— Begin MATERIAL PROVIDED —
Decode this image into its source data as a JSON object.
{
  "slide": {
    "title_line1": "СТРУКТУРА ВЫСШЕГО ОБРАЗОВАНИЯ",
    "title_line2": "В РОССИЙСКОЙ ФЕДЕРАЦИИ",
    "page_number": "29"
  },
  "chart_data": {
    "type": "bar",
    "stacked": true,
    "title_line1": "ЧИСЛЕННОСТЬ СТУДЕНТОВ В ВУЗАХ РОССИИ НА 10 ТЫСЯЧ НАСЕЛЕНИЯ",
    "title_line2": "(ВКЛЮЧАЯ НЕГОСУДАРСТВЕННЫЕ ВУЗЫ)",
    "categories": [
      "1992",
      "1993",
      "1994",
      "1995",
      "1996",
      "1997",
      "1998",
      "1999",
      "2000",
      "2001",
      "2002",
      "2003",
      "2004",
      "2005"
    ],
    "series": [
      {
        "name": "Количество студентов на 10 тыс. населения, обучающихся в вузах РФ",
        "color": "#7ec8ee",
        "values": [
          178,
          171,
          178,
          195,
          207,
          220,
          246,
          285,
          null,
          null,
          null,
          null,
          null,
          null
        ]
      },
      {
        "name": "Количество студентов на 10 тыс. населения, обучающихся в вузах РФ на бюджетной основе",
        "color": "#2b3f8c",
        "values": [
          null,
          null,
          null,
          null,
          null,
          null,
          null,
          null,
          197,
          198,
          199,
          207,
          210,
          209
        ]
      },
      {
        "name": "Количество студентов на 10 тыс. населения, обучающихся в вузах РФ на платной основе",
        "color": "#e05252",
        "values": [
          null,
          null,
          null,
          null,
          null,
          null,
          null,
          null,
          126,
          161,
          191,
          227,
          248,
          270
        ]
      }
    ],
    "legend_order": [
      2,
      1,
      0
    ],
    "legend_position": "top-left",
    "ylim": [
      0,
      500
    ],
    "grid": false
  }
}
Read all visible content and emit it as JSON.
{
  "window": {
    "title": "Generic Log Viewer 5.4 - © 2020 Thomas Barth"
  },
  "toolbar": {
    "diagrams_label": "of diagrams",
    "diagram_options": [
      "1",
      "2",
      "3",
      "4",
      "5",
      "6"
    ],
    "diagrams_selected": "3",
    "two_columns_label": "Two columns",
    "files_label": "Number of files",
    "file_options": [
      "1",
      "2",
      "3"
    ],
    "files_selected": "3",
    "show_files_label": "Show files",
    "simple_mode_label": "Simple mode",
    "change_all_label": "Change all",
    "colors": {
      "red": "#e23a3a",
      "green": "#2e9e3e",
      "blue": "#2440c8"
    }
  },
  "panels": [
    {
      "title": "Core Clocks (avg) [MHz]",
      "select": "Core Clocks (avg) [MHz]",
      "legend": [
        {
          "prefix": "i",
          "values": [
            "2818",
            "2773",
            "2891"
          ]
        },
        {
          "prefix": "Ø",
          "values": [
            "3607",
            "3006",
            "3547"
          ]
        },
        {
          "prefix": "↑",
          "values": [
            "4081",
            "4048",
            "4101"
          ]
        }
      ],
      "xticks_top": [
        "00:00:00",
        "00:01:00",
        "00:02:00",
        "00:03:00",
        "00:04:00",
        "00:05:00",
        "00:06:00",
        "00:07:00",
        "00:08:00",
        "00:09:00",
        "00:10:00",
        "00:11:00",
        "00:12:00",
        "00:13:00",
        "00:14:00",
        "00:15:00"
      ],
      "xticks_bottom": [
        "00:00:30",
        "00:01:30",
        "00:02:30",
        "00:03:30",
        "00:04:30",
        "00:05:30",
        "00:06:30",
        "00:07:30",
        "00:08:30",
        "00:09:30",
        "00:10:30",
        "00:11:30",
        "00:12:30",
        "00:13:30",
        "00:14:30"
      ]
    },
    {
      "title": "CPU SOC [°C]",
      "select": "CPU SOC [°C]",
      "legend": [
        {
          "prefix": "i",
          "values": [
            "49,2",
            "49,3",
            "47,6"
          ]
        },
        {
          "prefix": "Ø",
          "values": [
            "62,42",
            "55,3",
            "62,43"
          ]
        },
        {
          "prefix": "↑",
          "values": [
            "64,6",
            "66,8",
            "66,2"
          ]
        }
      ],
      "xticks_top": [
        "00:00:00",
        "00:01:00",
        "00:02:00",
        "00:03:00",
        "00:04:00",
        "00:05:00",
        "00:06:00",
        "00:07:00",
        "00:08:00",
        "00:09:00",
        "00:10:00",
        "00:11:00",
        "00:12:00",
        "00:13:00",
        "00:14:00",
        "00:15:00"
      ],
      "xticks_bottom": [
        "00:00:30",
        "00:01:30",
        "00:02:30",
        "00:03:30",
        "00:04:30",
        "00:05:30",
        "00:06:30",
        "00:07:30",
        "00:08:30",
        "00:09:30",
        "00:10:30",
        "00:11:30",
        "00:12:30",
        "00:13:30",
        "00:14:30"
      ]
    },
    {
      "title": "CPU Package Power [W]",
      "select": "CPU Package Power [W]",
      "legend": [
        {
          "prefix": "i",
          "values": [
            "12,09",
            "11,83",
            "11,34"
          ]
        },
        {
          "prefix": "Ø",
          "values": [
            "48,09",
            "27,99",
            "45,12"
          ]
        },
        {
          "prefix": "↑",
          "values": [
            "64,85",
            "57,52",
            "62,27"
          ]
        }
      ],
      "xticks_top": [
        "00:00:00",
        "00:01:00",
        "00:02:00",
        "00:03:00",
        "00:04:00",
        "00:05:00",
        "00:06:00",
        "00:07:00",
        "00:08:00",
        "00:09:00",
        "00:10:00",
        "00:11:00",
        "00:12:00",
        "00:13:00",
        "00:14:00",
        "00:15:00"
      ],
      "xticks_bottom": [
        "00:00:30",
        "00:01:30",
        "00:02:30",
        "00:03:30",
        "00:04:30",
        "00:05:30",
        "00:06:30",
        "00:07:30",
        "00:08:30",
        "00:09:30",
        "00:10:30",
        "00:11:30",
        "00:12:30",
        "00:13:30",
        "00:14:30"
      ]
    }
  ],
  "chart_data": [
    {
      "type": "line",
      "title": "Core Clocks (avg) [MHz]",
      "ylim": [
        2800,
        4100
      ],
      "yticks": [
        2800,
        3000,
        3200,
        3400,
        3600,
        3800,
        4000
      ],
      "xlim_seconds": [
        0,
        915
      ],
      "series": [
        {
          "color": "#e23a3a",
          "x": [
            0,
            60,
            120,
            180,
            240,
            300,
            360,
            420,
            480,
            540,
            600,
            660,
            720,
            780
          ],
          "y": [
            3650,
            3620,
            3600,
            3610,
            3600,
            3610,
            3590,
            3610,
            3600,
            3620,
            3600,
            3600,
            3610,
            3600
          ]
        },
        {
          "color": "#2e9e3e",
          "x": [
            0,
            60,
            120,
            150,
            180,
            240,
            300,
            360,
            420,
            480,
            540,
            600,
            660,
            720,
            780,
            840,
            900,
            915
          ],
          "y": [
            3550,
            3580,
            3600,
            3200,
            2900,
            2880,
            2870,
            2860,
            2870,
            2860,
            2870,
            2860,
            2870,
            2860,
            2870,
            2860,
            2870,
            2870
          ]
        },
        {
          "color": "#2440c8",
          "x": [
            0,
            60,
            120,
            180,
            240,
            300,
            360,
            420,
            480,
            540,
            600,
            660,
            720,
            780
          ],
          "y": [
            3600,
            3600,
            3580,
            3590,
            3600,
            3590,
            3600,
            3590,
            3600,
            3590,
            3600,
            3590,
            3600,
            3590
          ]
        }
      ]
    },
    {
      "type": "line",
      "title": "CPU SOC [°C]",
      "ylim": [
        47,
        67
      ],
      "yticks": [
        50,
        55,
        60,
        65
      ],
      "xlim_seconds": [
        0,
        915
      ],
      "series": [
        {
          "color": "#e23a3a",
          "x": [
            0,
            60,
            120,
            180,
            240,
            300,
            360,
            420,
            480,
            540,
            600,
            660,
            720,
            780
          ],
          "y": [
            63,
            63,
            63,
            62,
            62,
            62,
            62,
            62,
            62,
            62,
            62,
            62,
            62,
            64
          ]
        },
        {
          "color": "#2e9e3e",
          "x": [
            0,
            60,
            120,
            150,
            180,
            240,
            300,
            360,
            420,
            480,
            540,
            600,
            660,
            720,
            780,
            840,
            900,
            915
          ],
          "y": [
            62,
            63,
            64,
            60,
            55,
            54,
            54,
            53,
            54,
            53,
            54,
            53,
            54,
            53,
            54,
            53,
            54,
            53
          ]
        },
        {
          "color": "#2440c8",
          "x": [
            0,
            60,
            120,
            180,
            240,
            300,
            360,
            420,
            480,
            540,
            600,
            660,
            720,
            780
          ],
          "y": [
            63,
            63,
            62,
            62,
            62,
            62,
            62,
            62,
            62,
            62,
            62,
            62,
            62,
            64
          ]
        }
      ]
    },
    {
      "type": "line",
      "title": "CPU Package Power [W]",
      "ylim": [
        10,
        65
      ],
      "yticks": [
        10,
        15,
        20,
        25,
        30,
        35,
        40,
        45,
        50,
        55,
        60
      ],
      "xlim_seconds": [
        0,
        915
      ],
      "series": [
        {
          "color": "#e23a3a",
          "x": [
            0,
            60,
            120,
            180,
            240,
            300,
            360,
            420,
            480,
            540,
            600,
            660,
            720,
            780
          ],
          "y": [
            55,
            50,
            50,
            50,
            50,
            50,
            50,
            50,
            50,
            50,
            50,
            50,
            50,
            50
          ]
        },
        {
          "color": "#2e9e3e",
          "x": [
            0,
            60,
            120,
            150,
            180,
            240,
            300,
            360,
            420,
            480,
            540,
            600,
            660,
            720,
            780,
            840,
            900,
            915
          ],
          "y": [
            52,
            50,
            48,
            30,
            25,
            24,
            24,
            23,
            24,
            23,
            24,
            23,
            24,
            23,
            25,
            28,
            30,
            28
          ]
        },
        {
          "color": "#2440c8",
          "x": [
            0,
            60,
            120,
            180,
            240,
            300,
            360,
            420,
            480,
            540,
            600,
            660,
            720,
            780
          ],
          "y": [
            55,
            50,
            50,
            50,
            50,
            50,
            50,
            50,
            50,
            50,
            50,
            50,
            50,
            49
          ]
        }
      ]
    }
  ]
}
— End MATERIAL PROVIDED —
Filter the entries down to the lines containing "Количество". Copy each of those lines.

COMPLETE ANSWER:
        "name": "Количество студентов на 10 тыс. населения, обучающихся в вузах РФ",
        "name": "Количество студентов на 10 тыс. населения, обучающихся в вузах РФ на бюджетной основе",
        "name": "Количество студентов на 10 тыс. населения, обучающихся в вузах РФ на платной основе",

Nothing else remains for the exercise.